== THE RECORDS ==
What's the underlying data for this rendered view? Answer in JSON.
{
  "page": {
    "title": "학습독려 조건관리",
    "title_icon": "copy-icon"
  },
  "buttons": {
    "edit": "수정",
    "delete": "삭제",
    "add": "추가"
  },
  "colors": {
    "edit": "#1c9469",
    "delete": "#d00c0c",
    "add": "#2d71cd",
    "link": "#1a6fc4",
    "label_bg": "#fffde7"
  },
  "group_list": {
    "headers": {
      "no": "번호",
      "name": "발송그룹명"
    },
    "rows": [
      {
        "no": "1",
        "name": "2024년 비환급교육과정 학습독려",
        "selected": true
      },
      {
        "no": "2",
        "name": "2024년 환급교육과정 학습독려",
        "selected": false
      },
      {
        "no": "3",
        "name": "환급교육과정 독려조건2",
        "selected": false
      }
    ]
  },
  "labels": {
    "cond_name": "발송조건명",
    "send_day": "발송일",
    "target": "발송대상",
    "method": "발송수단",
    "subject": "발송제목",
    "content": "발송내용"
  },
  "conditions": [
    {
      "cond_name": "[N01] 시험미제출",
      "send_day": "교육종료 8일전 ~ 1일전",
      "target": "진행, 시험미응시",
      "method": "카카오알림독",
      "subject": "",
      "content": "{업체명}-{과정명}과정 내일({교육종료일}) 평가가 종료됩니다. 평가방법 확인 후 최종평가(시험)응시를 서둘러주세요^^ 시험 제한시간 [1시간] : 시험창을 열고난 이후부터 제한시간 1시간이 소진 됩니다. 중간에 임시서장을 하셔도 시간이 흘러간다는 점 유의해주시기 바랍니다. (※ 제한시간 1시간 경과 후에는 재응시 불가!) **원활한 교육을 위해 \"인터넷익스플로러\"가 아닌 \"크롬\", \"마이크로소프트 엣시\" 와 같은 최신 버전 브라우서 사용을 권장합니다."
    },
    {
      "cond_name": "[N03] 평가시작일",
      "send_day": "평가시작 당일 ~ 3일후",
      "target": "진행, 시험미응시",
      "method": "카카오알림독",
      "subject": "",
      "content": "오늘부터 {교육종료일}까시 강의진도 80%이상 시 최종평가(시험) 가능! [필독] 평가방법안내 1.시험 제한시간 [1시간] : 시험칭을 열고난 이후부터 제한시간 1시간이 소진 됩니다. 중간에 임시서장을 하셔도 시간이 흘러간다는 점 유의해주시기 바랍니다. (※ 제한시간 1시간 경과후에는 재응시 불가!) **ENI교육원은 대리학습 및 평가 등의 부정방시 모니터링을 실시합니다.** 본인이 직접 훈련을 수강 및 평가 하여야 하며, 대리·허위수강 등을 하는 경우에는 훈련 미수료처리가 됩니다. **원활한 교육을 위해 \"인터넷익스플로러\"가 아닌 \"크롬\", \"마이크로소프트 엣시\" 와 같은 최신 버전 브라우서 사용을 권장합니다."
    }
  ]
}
===
§ PROBLEM TO SOLVE:
Extract each line from the entries above that contains the string "브라우서".

§ PROBLEM SOLUTION:
      "content": "{업체명}-{과정명}과정 내일({교육종료일}) 평가가 종료됩니다. 평가방법 확인 후 최종평가(시험)응시를 서둘러주세요^^ 시험 제한시간 [1시간] : 시험창을 열고난 이후부터 제한시간 1시간이 소진 됩니다. 중간에 임시서장을 하셔도 시간이 흘러간다는 점 유의해주시기 바랍니다. (※ 제한시간 1시간 경과 후에는 재응시 불가!) **원활한 교육을 위해 \"인터넷익스플로러\"가 아닌 \"크롬\", \"마이크로소프트 엣시\" 와 같은 최신 버전 브라우서 사용을 권장합니다."
      "content": "오늘부터 {교육종료일}까시 강의진도 80%이상 시 최종평가(시험) 가능! [필독] 평가방법안내 1.시험 제한시간 [1시간] : 시험칭을 열고난 이후부터 제한시간 1시간이 소진 됩니다. 중간에 임시서장을 하셔도 시간이 흘러간다는 점 유의해주시기 바랍니다. (※ 제한시간 1시간 경과후에는 재응시 불가!) **ENI교육원은 대리학습 및 평가 등의 부정방시 모니터링을 실시합니다.** 본인이 직접 훈련을 수강 및 평가 하여야 하며, 대리·허위수강 등을 하는 경우에는 훈련 미수료처리가 됩니다. **원활한 교육을 위해 \"인터넷익스플로러\"가 아닌 \"크롬\", \"마이크로소프트 엣시\" 와 같은 최신 버전 브라우서 사용을 권장합니다."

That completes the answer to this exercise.